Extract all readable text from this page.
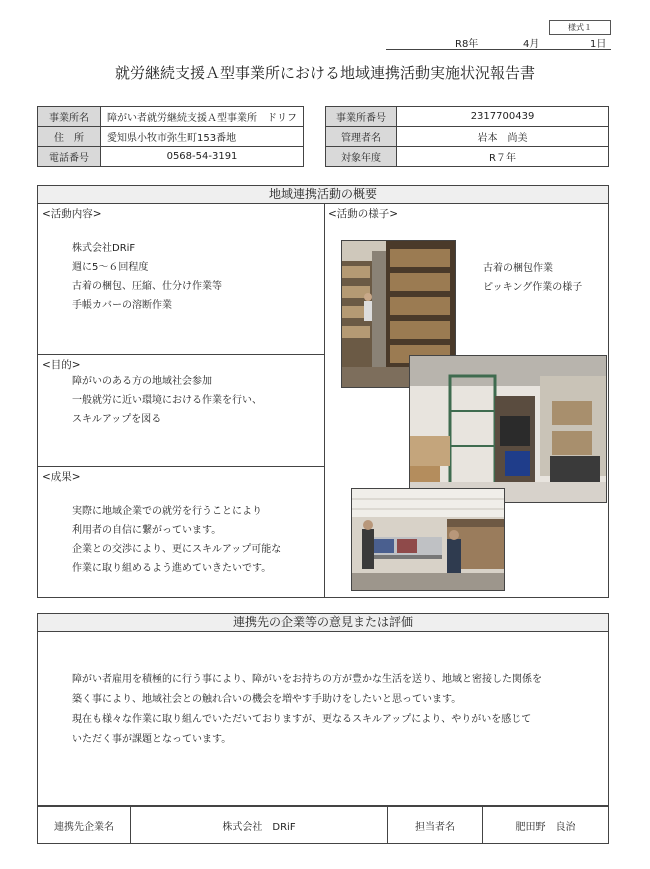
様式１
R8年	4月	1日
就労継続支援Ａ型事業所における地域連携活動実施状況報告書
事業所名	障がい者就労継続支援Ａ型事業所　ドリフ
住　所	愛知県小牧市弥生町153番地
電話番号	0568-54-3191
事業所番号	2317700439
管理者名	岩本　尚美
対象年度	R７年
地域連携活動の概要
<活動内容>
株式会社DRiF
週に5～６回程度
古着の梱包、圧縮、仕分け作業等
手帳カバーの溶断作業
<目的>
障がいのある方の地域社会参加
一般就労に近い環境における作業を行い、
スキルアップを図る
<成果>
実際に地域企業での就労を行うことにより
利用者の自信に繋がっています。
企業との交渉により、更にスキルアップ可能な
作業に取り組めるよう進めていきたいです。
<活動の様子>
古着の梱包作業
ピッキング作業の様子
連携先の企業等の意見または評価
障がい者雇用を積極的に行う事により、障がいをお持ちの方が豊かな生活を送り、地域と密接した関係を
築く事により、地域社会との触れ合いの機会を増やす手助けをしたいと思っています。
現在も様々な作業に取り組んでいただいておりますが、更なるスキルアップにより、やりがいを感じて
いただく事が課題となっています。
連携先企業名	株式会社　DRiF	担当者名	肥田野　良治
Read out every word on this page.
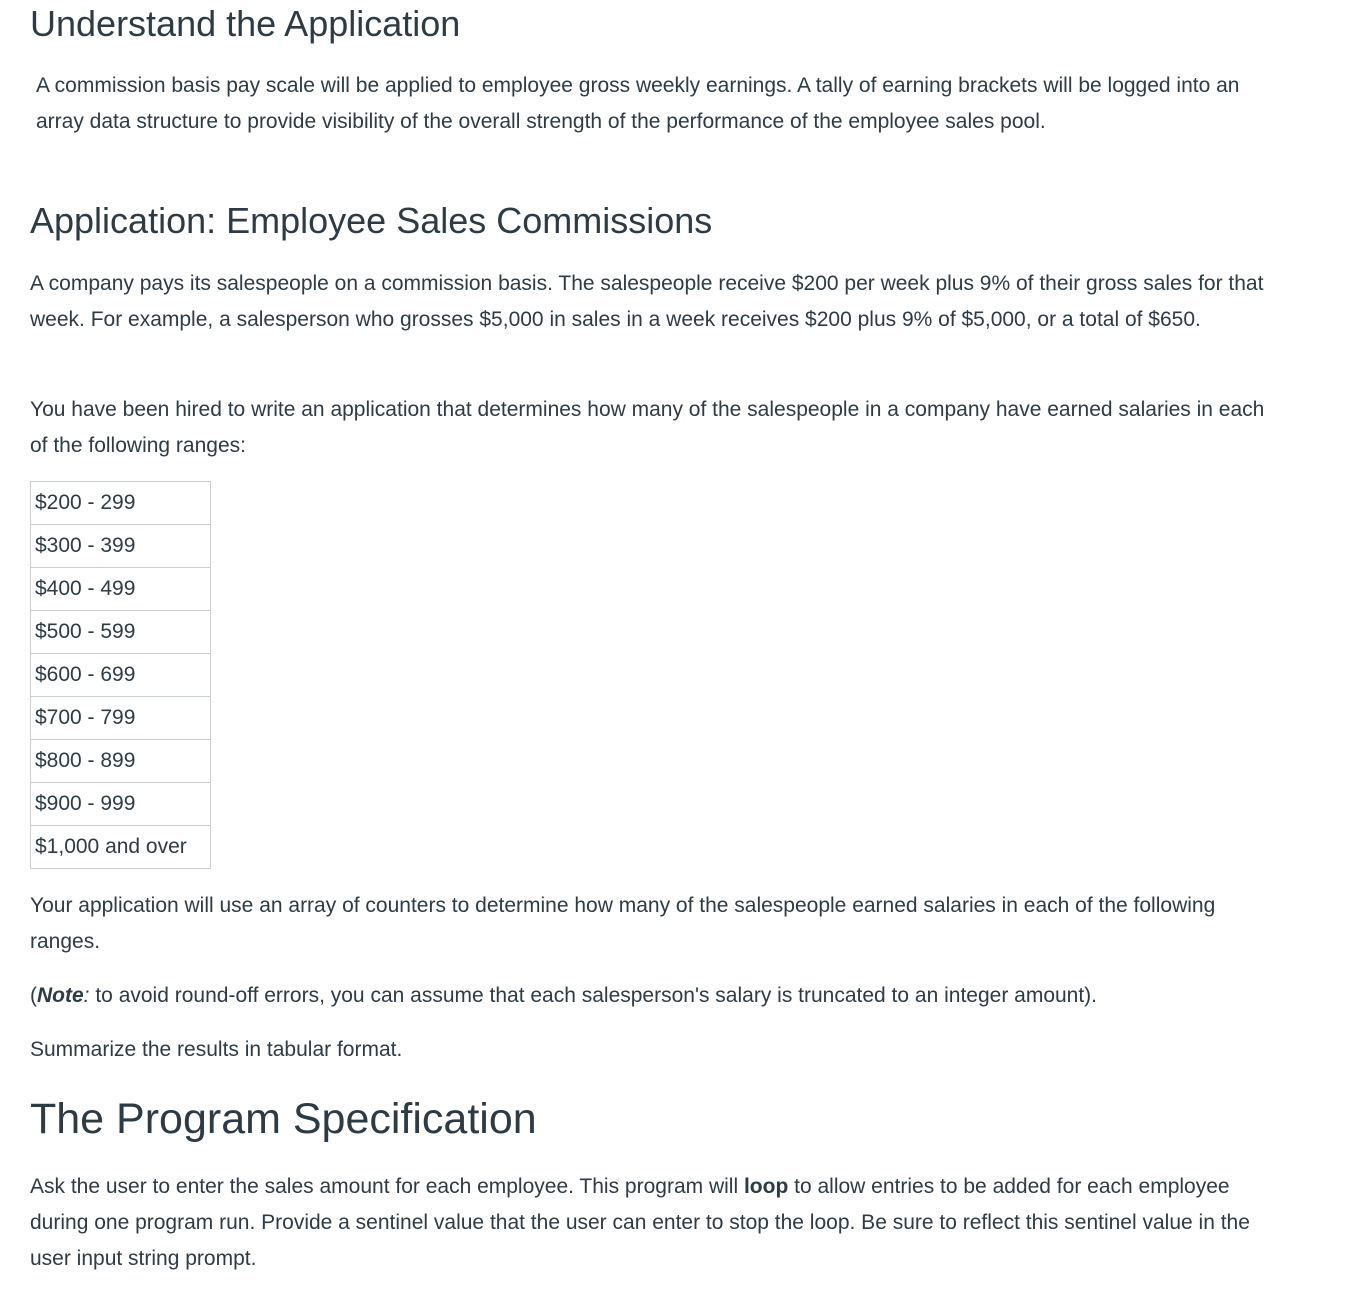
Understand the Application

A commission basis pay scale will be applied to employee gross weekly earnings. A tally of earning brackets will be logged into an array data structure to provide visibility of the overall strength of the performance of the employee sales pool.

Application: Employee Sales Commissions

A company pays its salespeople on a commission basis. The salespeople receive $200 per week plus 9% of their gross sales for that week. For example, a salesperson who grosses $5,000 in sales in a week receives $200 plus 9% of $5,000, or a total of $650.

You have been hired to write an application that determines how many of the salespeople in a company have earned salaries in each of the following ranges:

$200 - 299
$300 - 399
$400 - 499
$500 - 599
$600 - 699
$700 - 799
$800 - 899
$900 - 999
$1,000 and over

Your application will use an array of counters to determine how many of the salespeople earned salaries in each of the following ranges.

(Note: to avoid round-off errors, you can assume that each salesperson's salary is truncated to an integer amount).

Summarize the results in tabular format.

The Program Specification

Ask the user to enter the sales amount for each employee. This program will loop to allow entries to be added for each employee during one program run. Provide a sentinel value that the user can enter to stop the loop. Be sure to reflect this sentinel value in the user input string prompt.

------------------------

#### Your task:
The string "salaries" may appear in lines of the listing above; tally those lines and give the number only.

#### Written answer:
2